── Material for this task ──

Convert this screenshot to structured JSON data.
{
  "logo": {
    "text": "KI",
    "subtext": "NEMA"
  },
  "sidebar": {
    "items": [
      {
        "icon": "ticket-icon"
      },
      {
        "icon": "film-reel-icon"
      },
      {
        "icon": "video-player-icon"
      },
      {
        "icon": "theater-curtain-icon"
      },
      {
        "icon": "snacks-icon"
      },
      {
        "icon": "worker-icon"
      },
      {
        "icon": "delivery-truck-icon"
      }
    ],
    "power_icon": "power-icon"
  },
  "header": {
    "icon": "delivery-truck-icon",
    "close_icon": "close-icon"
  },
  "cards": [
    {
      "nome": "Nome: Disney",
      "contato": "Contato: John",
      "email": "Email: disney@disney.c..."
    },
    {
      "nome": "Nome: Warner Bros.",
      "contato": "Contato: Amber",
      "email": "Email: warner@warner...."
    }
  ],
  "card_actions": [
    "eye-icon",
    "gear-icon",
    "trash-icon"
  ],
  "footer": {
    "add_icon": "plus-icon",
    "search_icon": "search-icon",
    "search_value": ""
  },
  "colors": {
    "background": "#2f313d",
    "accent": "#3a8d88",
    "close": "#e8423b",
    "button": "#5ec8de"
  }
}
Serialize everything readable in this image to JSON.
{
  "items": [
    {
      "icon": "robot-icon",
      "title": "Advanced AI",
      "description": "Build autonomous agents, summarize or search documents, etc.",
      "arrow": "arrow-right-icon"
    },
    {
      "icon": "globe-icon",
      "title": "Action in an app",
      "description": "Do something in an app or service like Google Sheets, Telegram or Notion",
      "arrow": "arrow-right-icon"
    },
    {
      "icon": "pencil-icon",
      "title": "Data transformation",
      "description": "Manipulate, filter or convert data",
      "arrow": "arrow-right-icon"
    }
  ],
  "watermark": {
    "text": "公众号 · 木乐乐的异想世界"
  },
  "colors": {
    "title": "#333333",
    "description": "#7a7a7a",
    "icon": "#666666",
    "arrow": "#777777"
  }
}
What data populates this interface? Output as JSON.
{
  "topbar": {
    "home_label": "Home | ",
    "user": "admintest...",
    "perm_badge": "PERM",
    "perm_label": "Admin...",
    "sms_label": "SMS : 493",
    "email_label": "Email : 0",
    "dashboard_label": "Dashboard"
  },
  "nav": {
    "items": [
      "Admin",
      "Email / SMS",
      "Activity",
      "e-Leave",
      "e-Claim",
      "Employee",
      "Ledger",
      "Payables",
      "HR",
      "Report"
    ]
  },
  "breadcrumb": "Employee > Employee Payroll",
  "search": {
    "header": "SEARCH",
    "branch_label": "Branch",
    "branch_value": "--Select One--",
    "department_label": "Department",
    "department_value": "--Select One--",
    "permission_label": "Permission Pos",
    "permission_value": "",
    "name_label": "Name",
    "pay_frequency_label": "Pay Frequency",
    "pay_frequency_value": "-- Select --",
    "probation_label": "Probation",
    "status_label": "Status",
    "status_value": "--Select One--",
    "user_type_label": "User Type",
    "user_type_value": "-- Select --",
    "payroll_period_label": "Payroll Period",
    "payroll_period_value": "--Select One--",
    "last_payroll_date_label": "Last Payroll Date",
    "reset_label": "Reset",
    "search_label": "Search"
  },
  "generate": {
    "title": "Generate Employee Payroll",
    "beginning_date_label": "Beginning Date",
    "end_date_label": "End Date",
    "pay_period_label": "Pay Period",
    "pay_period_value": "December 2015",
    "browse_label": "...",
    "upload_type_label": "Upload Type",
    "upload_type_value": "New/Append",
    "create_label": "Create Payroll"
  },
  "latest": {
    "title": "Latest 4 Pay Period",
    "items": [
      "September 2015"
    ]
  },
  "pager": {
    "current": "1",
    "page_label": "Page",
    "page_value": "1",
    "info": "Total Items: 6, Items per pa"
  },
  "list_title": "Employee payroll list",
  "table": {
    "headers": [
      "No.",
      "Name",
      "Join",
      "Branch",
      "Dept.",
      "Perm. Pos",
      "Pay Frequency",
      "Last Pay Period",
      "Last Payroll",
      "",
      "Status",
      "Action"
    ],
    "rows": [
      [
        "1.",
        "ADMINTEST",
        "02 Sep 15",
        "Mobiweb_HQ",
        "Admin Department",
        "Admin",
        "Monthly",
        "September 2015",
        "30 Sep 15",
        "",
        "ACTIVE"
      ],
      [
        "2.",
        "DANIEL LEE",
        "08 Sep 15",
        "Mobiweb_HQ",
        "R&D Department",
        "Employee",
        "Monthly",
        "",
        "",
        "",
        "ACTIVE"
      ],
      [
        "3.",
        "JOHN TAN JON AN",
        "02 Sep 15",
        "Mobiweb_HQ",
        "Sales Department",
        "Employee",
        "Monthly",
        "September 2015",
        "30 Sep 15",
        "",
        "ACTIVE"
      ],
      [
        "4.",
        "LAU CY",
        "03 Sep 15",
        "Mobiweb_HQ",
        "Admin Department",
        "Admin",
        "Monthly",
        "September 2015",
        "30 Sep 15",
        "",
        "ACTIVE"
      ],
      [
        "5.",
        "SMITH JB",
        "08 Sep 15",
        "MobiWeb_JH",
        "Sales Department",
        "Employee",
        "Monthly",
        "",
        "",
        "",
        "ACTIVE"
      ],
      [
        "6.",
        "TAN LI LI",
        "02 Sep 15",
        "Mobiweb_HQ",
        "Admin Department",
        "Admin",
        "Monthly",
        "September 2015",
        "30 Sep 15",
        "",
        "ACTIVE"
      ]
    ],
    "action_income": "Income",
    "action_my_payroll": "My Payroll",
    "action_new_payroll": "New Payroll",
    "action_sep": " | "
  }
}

───

■ Exercise brief ■
Determine the number of lines in the records that include the string "description", and respond with that number only.

■ Result below ■
4